SET EXERCISE –
Locate all lines in the data below that hold "homes" and show them.

DATA FOR THIS TASK –
>> BEGIN
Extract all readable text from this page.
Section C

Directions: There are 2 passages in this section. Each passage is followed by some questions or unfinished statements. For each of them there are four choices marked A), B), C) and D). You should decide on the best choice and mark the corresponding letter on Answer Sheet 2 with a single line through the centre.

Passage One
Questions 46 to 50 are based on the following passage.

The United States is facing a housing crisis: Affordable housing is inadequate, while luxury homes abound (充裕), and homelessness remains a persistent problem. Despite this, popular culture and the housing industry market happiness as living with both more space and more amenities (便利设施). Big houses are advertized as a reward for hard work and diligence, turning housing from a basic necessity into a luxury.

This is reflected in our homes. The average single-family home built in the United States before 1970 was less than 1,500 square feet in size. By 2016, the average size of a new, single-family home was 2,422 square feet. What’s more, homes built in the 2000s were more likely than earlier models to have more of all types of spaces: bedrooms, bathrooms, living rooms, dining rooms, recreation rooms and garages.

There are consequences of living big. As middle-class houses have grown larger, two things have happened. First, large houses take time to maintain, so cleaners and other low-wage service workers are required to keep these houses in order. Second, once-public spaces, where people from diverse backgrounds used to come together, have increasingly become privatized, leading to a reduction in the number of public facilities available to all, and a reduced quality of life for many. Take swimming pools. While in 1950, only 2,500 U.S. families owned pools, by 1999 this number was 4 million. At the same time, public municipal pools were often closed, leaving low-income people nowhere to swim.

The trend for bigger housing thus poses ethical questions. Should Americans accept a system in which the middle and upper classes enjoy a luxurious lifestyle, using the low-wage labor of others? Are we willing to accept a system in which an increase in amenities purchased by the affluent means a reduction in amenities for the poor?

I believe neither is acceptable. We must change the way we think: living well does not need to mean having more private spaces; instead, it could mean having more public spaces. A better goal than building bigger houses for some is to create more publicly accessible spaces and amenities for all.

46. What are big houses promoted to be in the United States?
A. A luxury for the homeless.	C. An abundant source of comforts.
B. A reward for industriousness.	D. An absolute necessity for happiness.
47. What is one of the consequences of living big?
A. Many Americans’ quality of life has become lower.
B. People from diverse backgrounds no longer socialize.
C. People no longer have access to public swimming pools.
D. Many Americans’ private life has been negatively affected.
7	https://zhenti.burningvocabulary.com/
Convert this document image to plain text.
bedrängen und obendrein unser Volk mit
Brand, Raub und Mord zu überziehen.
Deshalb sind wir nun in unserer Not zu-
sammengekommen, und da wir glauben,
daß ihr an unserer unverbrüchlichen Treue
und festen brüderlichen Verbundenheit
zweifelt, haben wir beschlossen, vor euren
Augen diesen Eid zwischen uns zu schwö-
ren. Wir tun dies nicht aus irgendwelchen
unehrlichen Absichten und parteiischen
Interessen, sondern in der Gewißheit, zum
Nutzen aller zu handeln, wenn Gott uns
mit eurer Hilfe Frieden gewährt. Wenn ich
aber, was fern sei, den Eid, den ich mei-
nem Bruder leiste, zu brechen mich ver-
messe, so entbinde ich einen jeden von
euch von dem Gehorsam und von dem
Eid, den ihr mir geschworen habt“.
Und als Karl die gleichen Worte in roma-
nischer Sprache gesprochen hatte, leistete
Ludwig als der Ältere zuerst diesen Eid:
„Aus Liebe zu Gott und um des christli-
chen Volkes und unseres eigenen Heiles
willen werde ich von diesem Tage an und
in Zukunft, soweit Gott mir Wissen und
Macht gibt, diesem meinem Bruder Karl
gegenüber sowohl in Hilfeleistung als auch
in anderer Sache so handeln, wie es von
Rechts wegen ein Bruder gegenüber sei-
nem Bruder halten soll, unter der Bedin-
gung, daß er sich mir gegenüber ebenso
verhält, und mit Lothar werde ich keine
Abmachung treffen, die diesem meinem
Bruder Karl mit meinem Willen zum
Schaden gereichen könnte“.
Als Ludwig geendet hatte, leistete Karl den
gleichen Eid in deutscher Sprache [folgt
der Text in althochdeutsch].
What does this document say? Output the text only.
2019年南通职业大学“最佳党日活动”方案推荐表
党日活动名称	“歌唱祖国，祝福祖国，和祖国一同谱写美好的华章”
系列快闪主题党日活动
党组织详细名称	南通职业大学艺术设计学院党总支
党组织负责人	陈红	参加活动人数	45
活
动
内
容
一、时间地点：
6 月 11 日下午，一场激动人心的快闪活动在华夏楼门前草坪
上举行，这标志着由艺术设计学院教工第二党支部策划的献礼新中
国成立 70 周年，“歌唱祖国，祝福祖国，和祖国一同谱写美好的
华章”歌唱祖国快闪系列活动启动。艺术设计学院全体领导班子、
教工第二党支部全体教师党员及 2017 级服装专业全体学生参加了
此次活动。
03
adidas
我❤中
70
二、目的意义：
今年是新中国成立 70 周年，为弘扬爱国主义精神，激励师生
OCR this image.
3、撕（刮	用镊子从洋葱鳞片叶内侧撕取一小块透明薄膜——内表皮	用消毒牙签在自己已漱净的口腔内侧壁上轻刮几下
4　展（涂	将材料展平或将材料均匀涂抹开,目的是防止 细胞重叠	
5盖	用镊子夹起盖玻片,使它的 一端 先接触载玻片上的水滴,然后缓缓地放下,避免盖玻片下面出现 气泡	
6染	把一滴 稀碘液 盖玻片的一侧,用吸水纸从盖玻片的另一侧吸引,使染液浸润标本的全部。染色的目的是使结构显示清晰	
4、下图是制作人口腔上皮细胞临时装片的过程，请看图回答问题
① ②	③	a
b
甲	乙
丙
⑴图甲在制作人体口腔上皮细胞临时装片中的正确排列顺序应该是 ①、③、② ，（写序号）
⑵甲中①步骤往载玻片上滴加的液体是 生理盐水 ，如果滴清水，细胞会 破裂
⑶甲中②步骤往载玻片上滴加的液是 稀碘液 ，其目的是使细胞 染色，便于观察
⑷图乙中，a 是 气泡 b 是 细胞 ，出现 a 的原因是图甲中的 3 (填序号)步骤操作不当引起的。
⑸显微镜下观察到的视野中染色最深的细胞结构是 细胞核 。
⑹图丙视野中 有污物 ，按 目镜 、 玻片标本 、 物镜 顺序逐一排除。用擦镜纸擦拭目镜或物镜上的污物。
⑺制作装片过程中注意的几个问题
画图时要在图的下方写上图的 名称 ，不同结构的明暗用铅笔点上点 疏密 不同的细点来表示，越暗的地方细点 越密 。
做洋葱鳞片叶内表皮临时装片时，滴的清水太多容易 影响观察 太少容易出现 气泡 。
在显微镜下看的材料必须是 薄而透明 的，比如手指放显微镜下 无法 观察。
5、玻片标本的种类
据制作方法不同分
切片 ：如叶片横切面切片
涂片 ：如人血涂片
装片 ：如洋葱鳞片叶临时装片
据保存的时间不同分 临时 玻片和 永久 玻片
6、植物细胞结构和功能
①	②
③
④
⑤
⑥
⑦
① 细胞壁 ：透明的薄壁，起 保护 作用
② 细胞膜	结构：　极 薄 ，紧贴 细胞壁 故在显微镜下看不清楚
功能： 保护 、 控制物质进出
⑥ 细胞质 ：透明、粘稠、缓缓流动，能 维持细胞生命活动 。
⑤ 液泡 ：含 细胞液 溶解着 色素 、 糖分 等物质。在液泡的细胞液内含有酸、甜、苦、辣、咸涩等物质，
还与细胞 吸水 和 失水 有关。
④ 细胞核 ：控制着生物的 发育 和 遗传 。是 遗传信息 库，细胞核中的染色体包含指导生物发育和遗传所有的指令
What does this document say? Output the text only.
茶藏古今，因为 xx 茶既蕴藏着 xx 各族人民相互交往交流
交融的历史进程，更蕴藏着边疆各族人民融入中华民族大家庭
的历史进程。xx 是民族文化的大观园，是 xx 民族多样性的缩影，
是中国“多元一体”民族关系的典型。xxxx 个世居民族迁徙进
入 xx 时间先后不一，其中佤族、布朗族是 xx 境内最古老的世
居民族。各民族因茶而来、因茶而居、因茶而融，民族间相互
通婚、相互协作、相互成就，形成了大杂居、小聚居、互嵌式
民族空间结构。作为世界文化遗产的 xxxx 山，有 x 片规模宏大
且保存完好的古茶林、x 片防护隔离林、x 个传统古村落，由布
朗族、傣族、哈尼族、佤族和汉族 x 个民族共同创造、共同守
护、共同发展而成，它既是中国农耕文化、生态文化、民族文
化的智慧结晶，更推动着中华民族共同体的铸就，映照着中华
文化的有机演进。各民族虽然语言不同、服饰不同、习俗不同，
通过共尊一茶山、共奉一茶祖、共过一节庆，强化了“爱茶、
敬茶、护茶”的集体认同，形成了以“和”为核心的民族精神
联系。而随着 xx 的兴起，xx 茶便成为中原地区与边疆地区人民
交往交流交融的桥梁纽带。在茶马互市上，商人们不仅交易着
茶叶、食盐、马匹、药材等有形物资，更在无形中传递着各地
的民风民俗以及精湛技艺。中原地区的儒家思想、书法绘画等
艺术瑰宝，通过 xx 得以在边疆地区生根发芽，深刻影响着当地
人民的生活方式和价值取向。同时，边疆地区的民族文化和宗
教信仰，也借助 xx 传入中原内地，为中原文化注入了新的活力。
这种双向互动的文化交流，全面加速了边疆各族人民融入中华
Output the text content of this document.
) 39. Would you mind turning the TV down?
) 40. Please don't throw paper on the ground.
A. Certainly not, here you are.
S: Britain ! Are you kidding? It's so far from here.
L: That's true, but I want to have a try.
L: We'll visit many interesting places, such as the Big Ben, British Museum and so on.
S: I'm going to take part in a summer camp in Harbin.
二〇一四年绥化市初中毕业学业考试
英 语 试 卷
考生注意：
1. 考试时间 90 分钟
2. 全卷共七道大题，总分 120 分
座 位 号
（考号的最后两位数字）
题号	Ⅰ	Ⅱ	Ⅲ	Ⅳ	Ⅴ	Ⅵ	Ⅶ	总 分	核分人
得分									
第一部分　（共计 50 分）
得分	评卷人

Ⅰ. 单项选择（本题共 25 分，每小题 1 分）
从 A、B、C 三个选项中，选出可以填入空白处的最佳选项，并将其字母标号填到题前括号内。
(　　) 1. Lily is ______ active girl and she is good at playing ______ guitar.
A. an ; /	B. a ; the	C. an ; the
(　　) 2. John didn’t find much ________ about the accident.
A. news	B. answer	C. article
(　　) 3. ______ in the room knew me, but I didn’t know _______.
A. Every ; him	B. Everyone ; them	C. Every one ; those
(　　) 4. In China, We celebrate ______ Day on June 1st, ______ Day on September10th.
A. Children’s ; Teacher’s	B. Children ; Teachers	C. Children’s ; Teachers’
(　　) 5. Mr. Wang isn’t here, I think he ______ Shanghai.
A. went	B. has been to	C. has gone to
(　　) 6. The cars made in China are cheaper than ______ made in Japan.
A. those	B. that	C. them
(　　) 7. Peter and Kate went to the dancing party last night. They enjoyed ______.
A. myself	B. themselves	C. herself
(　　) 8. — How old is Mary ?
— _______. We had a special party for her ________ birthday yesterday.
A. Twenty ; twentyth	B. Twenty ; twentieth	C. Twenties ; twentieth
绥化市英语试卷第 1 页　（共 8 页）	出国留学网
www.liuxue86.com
>> END
RESULT OF THIS TASK –
The United States is facing a housing crisis: Affordable housing is inadequate, while luxury homes abound (充裕), and homelessness remains a persistent problem. Despite this, popular culture and the housing industry market happiness as living with both more space and more amenities (便利设施). Big houses are advertized as a reward for hard work and diligence, turning housing from a basic necessity into a luxury.
This is reflected in our homes. The average single-family home built in the United States before 1970 was less than 1,500 square feet in size. By 2016, the average size of a new, single-family home was 2,422 square feet. What’s more, homes built in the 2000s were more likely than earlier models to have more of all types of spaces: bedrooms, bathrooms, living rooms, dining rooms, recreation rooms and garages.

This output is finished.